(Extracted records)

>> START

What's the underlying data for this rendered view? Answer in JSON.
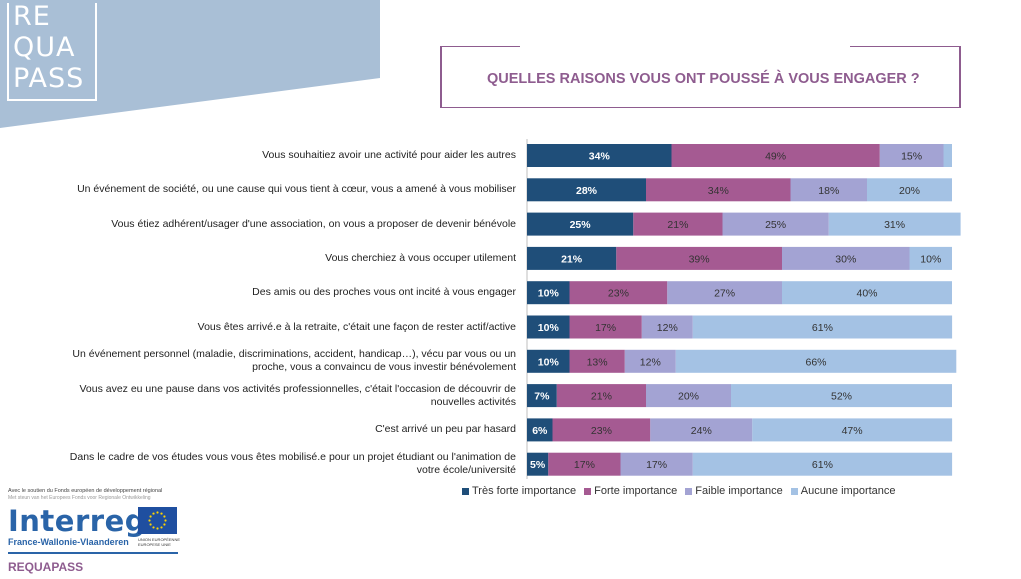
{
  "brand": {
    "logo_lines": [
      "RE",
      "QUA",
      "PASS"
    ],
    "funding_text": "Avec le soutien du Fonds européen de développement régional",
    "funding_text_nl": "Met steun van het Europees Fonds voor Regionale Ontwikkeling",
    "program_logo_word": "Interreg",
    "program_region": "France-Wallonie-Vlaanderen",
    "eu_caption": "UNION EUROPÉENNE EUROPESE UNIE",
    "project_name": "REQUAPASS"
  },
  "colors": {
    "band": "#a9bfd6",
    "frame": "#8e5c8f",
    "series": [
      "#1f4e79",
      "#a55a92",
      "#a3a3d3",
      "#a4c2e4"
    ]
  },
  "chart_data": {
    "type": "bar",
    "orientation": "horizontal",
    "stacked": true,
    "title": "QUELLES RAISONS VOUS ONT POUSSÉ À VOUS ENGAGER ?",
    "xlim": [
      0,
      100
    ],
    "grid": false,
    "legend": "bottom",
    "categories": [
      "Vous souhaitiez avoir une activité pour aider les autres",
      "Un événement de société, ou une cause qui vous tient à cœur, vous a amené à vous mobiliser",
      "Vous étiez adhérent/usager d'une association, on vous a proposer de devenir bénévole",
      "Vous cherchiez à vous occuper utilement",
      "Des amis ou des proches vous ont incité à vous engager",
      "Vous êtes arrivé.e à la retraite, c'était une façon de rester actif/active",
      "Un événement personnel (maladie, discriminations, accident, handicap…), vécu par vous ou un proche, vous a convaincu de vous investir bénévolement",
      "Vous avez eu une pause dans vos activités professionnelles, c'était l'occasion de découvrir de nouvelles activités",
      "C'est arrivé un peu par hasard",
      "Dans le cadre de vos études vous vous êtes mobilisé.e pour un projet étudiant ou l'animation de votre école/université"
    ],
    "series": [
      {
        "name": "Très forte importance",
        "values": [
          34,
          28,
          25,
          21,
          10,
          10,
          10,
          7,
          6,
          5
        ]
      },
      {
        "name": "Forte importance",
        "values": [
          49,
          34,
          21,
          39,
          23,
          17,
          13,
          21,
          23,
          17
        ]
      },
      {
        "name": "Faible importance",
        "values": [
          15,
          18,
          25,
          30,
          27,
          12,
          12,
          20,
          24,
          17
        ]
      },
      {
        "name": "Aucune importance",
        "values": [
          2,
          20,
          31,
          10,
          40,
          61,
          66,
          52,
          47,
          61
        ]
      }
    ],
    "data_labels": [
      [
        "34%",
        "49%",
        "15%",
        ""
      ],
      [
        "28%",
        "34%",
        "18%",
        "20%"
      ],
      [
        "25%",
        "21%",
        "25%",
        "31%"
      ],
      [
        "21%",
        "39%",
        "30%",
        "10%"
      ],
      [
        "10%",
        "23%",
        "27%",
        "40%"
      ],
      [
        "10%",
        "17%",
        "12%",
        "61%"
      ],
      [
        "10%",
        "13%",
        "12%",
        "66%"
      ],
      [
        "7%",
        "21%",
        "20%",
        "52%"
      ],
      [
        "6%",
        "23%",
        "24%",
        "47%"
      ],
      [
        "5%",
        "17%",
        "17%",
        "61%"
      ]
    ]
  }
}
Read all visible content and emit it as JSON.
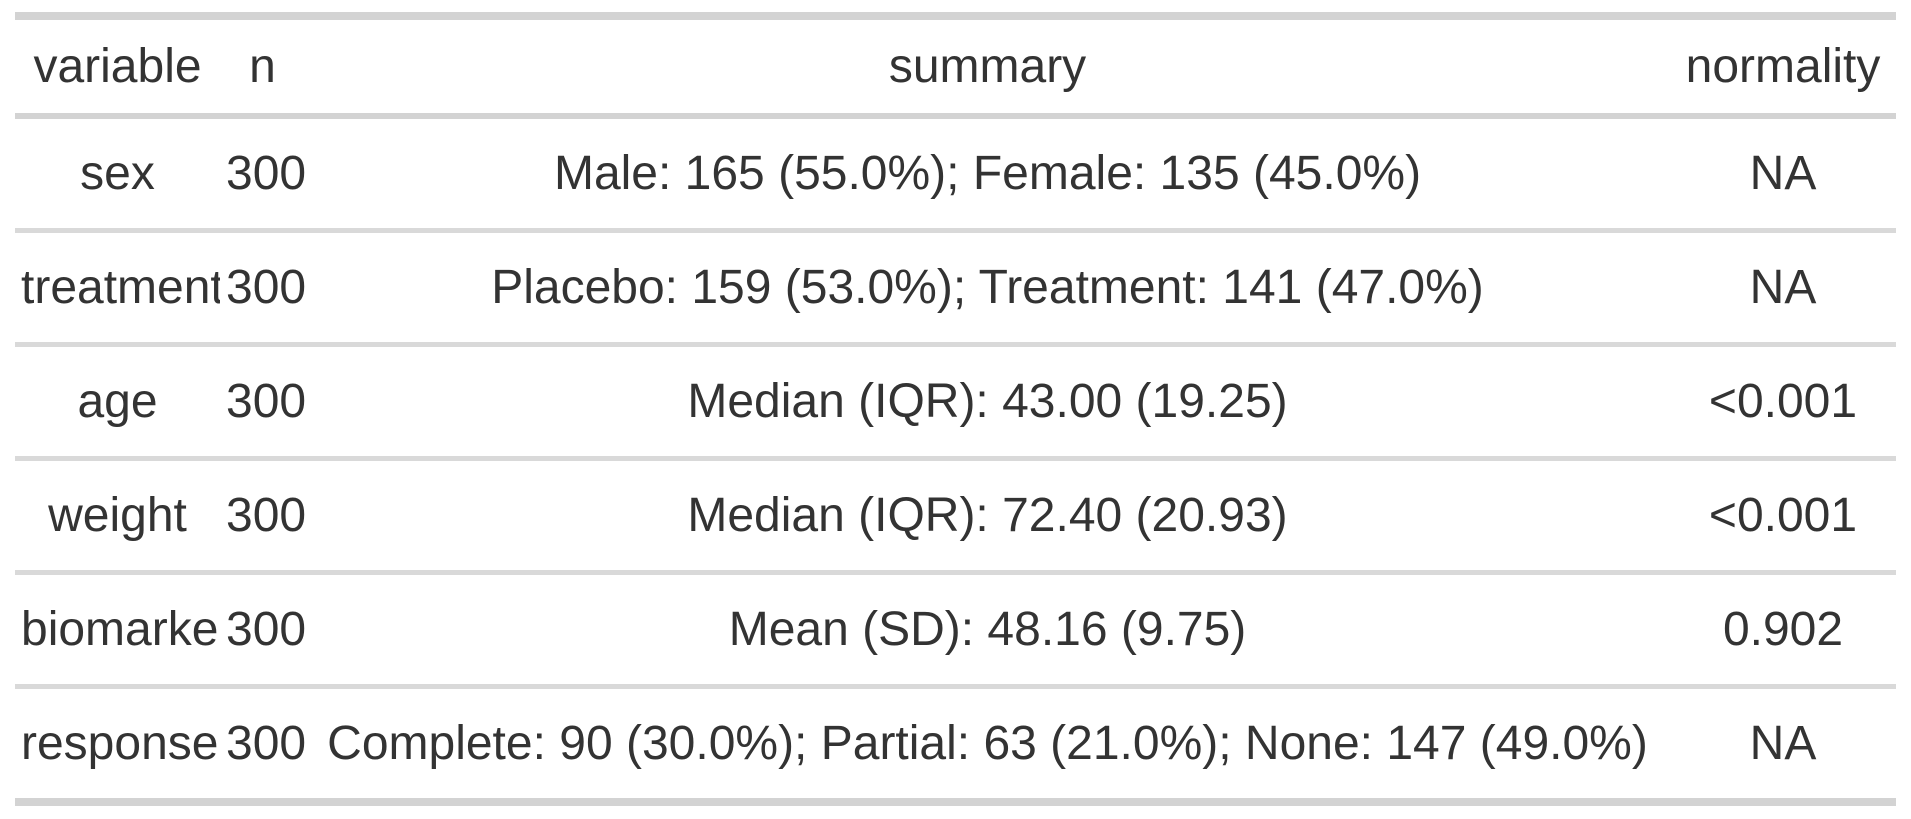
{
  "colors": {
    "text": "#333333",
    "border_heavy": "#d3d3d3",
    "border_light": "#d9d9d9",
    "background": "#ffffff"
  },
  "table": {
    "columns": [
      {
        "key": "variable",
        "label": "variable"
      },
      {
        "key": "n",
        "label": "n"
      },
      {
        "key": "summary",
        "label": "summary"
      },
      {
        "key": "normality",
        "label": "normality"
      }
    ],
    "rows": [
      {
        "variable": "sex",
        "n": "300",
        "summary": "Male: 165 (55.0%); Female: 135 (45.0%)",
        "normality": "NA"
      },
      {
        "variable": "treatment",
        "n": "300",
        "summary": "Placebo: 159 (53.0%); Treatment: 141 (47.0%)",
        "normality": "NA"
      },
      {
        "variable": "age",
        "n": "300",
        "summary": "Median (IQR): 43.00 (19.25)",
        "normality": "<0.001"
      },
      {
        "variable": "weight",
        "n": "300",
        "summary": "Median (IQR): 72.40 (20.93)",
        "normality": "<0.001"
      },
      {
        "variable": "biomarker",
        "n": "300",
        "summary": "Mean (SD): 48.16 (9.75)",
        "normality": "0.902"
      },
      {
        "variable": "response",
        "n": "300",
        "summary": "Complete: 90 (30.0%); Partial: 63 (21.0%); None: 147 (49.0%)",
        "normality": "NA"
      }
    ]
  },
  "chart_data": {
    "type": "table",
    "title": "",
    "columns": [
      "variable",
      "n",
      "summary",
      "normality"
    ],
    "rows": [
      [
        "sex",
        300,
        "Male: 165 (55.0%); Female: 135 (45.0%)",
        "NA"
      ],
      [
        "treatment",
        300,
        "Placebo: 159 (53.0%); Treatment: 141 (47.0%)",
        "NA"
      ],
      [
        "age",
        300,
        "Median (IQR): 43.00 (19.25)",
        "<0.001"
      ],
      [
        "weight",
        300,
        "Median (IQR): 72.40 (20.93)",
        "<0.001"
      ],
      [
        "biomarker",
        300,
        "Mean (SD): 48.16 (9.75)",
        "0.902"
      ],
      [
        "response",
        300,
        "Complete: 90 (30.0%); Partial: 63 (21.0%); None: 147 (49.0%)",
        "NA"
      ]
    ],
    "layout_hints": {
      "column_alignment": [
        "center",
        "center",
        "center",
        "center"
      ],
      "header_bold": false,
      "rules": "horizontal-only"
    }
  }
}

>> END
>> START

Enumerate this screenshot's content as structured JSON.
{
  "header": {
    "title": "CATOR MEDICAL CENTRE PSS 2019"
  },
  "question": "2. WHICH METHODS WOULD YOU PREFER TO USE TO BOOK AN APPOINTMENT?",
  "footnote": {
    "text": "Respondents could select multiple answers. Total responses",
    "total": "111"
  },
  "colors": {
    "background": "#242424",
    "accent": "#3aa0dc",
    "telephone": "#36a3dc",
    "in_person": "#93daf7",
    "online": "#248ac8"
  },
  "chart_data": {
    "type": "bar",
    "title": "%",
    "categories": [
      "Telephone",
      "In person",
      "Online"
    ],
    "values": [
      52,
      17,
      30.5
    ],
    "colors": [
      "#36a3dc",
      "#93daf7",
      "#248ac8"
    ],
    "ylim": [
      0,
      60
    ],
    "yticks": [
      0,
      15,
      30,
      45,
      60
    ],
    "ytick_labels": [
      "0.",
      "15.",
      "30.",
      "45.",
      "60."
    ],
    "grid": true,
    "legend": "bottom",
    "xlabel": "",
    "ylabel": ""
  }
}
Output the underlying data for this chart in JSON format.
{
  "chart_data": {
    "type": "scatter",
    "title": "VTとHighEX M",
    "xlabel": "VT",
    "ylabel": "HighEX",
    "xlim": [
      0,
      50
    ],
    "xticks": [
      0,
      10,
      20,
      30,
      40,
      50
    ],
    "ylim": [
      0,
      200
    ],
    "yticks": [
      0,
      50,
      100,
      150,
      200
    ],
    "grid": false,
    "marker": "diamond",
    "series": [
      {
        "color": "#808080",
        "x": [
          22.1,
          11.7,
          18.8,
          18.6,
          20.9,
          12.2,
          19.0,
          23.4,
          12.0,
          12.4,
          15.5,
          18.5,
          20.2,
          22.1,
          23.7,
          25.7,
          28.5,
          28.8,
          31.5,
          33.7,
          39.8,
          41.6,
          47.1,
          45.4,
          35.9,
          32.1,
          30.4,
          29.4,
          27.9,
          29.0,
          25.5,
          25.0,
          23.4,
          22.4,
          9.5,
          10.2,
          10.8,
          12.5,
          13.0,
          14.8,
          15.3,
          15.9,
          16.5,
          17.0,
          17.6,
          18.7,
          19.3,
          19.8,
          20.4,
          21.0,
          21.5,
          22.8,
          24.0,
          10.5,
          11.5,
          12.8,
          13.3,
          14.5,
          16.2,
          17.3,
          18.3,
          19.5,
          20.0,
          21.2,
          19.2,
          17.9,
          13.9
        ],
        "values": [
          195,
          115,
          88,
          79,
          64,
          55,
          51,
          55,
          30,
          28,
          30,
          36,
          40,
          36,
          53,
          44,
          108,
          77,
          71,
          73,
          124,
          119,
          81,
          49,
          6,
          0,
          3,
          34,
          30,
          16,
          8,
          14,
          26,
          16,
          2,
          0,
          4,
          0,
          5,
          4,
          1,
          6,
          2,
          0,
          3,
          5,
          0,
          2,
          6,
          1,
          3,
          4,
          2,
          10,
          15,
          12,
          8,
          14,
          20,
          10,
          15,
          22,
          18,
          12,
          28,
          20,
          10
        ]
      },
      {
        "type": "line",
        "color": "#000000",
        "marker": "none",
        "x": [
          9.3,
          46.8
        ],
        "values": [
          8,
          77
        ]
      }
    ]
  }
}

>> END
>> START

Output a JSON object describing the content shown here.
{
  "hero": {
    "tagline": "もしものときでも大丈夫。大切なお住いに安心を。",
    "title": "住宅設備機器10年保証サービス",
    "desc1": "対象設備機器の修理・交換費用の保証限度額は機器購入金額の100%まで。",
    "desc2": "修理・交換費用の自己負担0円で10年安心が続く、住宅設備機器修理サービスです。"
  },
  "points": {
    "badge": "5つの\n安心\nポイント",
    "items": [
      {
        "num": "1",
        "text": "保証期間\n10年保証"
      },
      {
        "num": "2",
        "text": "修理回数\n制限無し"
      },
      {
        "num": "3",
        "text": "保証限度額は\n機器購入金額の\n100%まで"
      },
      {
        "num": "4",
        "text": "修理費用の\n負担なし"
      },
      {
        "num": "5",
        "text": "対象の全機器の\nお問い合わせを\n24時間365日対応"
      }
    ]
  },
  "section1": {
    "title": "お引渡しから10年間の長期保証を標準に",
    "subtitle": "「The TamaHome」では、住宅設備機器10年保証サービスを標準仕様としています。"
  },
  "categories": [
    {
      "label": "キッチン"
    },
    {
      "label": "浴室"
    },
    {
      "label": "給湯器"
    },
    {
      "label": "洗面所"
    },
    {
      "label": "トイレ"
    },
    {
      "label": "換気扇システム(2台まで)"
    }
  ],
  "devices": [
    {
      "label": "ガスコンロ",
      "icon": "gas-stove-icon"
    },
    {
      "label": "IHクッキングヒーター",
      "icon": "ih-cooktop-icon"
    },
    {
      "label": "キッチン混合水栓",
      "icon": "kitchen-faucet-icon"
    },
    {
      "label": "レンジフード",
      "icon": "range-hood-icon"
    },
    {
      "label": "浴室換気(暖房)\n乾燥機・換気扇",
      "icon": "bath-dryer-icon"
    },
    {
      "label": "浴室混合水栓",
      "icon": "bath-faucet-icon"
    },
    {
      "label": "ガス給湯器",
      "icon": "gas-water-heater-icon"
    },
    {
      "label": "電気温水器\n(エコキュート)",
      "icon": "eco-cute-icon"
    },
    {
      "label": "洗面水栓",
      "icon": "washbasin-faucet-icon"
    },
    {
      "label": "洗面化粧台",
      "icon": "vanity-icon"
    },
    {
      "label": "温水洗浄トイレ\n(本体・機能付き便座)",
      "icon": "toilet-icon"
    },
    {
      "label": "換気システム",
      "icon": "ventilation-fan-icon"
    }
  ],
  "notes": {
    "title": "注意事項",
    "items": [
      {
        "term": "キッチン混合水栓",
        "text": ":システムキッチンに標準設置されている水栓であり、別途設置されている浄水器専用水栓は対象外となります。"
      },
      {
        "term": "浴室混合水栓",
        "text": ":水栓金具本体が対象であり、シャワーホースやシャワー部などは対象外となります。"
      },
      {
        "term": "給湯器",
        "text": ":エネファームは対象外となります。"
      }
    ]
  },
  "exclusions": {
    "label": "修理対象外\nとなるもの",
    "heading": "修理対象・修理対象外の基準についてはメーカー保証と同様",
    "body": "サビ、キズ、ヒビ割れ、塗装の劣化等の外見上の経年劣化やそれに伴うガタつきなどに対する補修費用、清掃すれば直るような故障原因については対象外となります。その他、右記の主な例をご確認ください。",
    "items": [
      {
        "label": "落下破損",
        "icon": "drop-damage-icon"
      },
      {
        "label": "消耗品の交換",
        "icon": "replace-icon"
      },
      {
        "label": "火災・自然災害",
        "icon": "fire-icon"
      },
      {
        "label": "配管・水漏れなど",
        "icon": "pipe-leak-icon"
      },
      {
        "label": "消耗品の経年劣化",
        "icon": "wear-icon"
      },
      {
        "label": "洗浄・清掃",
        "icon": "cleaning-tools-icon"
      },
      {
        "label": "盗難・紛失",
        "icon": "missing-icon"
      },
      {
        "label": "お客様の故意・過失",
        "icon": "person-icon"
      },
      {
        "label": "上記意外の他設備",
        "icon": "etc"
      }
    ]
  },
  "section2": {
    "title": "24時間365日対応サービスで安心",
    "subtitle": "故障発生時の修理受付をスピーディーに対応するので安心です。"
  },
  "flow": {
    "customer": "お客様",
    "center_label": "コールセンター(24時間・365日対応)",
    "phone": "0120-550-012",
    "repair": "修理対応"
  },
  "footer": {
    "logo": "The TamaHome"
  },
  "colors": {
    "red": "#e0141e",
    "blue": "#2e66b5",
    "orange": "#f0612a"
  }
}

>> END

(Exercise brief) In the records above, locate each line with the word "type". Copy all such lines.

(Response below)
    "type": "bar",
    "type": "table",
    "type": "bar",
    "type": "scatter",
        "type": "line",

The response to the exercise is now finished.